---------- Given records

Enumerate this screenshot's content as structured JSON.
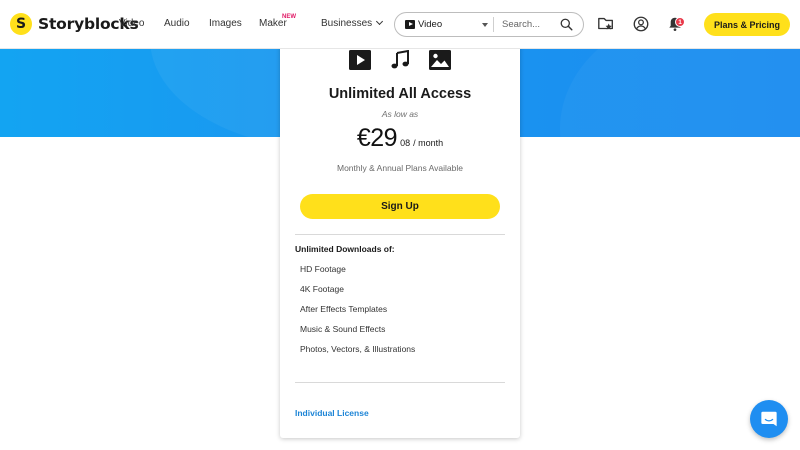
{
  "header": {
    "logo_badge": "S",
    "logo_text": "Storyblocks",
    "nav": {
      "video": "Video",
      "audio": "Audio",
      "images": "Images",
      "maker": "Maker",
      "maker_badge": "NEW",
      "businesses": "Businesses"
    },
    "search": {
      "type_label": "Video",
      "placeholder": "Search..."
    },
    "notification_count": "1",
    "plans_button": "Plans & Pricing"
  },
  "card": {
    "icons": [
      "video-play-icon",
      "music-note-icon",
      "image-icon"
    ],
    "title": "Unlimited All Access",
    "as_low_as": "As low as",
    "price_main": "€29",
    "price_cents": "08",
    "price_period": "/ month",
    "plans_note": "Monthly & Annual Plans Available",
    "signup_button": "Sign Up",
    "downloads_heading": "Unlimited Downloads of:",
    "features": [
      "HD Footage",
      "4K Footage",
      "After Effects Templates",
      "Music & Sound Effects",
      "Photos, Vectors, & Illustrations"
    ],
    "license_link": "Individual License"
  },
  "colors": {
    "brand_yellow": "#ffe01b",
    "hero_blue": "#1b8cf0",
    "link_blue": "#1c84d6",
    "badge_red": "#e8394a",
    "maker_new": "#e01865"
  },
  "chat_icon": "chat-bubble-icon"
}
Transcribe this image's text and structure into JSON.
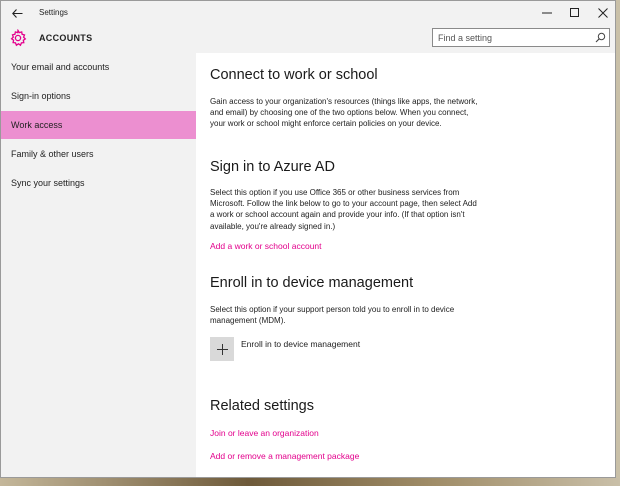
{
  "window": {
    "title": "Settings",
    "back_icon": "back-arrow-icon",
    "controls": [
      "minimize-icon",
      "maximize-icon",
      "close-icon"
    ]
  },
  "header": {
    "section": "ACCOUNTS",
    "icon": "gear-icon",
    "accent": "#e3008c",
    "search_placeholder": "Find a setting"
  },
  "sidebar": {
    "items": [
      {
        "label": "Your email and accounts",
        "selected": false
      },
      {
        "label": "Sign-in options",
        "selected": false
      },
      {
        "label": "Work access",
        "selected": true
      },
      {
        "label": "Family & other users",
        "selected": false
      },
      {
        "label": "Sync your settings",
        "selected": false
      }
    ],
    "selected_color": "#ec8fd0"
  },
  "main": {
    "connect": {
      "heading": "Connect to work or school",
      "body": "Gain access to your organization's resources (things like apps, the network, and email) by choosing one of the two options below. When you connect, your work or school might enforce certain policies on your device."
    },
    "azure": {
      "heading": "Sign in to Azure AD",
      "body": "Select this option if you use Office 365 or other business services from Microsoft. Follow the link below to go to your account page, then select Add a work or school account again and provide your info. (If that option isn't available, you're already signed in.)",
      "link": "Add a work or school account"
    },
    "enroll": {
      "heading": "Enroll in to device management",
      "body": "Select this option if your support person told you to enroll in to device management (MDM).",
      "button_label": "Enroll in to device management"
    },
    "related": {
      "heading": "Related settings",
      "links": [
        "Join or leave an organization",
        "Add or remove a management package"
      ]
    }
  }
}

--------------------

Repeat the material above word for word, please, apart from its images.

Enumerate this screenshot's content as structured JSON.
{
  "header": {
    "logo_badge": "S",
    "logo_text": "Storyblocks",
    "nav": {
      "video": "Video",
      "audio": "Audio",
      "images": "Images",
      "maker": "Maker",
      "maker_badge": "NEW",
      "businesses": "Businesses"
    },
    "search": {
      "type_label": "Video",
      "placeholder": "Search..."
    },
    "notification_count": "1",
    "plans_button": "Plans & Pricing"
  },
  "card": {
    "icons": [
      "video-play-icon",
      "music-note-icon",
      "image-icon"
    ],
    "title": "Unlimited All Access",
    "as_low_as": "As low as",
    "price_main": "€29",
    "price_cents": "08",
    "price_period": "/ month",
    "plans_note": "Monthly & Annual Plans Available",
    "signup_button": "Sign Up",
    "downloads_heading": "Unlimited Downloads of:",
    "features": [
      "HD Footage",
      "4K Footage",
      "After Effects Templates",
      "Music & Sound Effects",
      "Photos, Vectors, & Illustrations"
    ],
    "license_link": "Individual License"
  },
  "colors": {
    "brand_yellow": "#ffe01b",
    "hero_blue": "#1b8cf0",
    "link_blue": "#1c84d6",
    "badge_red": "#e8394a",
    "maker_new": "#e01865"
  },
  "chat_icon": "chat-bubble-icon"
}
Transcribe this image's text and structure into JSON.
{
  "window": {
    "title": "Settings",
    "back_icon": "back-arrow-icon",
    "controls": [
      "minimize-icon",
      "maximize-icon",
      "close-icon"
    ]
  },
  "header": {
    "section": "ACCOUNTS",
    "icon": "gear-icon",
    "accent": "#e3008c",
    "search_placeholder": "Find a setting"
  },
  "sidebar": {
    "items": [
      {
        "label": "Your email and accounts",
        "selected": false
      },
      {
        "label": "Sign-in options",
        "selected": false
      },
      {
        "label": "Work access",
        "selected": true
      },
      {
        "label": "Family & other users",
        "selected": false
      },
      {
        "label": "Sync your settings",
        "selected": false
      }
    ],
    "selected_color": "#ec8fd0"
  },
  "main": {
    "connect": {
      "heading": "Connect to work or school",
      "body": "Gain access to your organization's resources (things like apps, the network, and email) by choosing one of the two options below. When you connect, your work or school might enforce certain policies on your device."
    },
    "azure": {
      "heading": "Sign in to Azure AD",
      "body": "Select this option if you use Office 365 or other business services from Microsoft. Follow the link below to go to your account page, then select Add a work or school account again and provide your info. (If that option isn't available, you're already signed in.)",
      "link": "Add a work or school account"
    },
    "enroll": {
      "heading": "Enroll in to device management",
      "body": "Select this option if your support person told you to enroll in to device management (MDM).",
      "button_label": "Enroll in to device management"
    },
    "related": {
      "heading": "Related settings",
      "links": [
        "Join or leave an organization",
        "Add or remove a management package"
      ]
    }
  }
}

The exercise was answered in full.